───── Text passage

The EMIF-AD PreclinAD study: Study design and baseline cohort overview

Elles Konijnenberg; Stephen F. Carter; Mara Ten Kate; Anouk Den Braber; Jori Tomassen; Chinenye Amadi; Linda Wesselman; Hoang Ton Nguyen; Jacoba A. Van De Kreeke; Maqsood Yaqub; Matteo Demuru; Sandra D. Mulder; Arjan Hillebrand; Femke H. Bouwman; Charlotte E. Teunissen; Erik H. Serné; Annette C. Moll; Frank D. Verbraak; Rainer Hinz; Neil Pendleton; Adriaan A. Lammertsma; Bart N.M. Van Berckel; Frederik Barkhof; Dorret I. Boomsma; Philip Scheltens; Karl Herholz; Pieter Jelle Visser

doi:10.1186/s13195-018-0406-7

The EMIF-AD PreclinAD study: Study design and baseline cohort overview

Elles Konijnenberg^*, Stephen F. Carter, Mara Ten Kate, Anouk Den Braber, Jori Tomassen, Chinenye Amadi, Linda Wesselman, Hoang Ton Nguyen, Jacoba A. Van De Kreeke, Maqsood Yaqub, Matteo Demuru, Sandra D. Mulder, Arjan Hillebrand, Femke H. Bouwman, Charlotte E. Teunissen, Erik H. Serné, Annette C. Moll, Frank D. Verbraak, Rainer Hinz, Neil PendletonAdriaan A. Lammertsma, Bart N.M. Van Berckel, Frederik Barkhof, Dorret I. Boomsma, Philip Scheltens, Karl Herholz, Pieter Jelle Visser

^*Corresponding author for this work

Research output: Contribution to Journal › Review article › Academic › peer-review

Abstract

Background: Amyloid pathology is the pathological hallmark in Alzheimer's disease (AD) and can precede clinical dementia by decades. So far it remains unclear how amyloid pathology leads to cognitive impairment and dementia. To design AD prevention trials it is key to include cognitively normal subjects at high risk for amyloid pathology and to find predictors of cognitive decline in these subjects. These goals can be accomplished by targeting twins, with additional benefits to identify genetic and environmental pathways for amyloid pathology, other AD biomarkers, and cognitive decline. Methods: From December 2014 to October 2017 we enrolled cognitively normal participants aged 60 years and older from the ongoing Manchester and Newcastle Age and Cognitive Performance Research Cohort and the Netherlands Twins Register. In Manchester we included single individuals, and in Amsterdam monozygotic twin pairs. At baseline, participants completed neuropsychological tests and questionnaires, and underwent physical examination, blood sampling, ultrasound of the carotid arteries, structural and resting state functional brain magnetic resonance imaging, and dynamic amyloid positron emission tomography (PET) scanning with [¹⁸F]flutemetamol. In addition, the twin cohort underwent lumbar puncture for cerebrospinal fluid collection, buccal cell collection, magnetoencephalography, optical coherence tomography, and retinal imaging. Results: We included 285 participants, who were on average 74.8 ± 9.7 years old, 64% female. Fifty-eight participants (22%) had an abnormal amyloid PET scan. Conclusions: A rich baseline dataset of cognitively normal elderly individuals has been established to estimate risk factors and biomarkers for amyloid pathology and future cognitive decline.

──────────

▸ **Work instruction**
Answer these questions from the PreclinAD study abstract:
1. Which tracer was used for the dynamic amyloid PET scans?
2. What kind of twin pairs were included in Amsterdam?
3. How many participants had an abnormal amyloid PET scan?

───── Record extracts

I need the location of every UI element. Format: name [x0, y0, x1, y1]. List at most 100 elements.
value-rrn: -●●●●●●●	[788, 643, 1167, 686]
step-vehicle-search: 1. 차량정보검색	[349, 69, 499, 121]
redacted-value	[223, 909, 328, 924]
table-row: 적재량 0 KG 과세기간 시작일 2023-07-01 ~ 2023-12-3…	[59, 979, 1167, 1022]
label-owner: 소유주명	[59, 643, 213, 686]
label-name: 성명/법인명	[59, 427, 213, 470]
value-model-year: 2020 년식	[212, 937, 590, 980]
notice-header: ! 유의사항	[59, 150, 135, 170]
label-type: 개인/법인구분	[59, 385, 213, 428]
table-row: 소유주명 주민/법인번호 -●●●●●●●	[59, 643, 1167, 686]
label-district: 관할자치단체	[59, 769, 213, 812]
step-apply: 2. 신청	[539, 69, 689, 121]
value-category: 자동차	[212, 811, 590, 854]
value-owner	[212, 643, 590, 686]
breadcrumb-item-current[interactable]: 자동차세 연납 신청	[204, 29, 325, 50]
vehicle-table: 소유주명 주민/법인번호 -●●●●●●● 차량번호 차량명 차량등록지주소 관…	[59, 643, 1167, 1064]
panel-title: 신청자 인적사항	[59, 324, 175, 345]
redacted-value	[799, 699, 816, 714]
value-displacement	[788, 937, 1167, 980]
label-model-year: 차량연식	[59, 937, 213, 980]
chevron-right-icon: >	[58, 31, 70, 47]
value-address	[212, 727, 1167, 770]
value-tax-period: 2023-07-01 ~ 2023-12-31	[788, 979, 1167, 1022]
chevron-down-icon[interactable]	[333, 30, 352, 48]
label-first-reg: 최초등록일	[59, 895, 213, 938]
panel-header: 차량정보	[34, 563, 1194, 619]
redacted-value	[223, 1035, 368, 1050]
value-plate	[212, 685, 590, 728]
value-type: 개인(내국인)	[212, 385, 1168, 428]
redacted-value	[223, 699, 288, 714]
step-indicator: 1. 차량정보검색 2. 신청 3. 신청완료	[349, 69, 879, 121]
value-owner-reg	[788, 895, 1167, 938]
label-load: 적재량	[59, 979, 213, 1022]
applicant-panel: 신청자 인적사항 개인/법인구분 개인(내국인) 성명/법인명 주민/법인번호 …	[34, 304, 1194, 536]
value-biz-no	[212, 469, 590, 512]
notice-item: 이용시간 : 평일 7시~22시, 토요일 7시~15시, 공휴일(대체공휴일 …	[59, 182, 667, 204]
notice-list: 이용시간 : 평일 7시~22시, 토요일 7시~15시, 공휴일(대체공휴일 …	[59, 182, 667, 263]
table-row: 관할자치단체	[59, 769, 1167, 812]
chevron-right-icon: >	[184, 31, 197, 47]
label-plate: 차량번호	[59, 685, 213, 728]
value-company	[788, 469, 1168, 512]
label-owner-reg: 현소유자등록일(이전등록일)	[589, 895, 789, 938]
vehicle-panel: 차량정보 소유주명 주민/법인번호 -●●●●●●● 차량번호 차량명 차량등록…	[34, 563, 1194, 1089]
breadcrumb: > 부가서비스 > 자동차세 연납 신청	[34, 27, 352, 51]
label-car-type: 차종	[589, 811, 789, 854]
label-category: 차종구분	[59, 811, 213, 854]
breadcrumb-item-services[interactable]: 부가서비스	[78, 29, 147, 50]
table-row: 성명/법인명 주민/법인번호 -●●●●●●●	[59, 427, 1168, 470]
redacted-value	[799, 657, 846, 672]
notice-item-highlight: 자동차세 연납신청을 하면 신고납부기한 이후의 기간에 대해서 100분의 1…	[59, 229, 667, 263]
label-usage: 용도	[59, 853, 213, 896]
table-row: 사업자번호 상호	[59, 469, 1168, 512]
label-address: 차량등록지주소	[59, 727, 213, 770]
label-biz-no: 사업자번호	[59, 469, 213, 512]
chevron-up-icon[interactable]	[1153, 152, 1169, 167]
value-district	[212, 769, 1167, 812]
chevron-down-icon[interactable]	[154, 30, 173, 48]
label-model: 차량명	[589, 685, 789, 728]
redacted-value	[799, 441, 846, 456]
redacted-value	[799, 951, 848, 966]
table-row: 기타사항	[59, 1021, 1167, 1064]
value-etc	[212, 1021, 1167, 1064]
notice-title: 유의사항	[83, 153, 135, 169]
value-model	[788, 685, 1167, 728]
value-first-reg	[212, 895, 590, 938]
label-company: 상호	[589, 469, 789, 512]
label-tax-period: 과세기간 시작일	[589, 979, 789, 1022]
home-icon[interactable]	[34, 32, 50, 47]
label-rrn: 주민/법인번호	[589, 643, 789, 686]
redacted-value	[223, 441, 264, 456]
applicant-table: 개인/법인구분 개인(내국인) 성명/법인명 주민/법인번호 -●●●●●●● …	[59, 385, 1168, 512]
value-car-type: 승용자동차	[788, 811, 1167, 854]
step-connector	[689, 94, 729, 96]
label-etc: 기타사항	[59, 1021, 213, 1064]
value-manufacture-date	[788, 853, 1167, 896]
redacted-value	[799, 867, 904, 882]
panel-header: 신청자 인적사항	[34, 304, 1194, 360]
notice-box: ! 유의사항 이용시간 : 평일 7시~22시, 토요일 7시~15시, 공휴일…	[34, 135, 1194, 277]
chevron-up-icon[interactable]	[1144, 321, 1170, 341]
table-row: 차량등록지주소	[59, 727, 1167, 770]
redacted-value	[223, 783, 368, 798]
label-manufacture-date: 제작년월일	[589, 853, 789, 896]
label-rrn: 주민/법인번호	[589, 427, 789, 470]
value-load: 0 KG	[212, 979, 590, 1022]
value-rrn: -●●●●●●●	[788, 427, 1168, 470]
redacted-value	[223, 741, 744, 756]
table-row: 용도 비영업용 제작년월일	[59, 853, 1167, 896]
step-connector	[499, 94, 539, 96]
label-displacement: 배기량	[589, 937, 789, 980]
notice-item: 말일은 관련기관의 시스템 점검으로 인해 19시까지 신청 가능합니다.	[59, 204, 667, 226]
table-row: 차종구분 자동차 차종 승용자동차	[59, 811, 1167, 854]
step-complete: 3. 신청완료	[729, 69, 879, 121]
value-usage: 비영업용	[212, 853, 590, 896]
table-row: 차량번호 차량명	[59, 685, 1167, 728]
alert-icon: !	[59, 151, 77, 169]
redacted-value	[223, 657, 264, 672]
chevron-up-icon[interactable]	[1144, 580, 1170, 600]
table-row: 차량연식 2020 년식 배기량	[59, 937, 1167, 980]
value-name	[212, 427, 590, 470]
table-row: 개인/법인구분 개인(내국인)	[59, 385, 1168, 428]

──────────

▸ **Written answer**
1. [¹⁸F]flutemetamol
2. Monozygotic twin pairs
3. Fifty-eight participants (22%)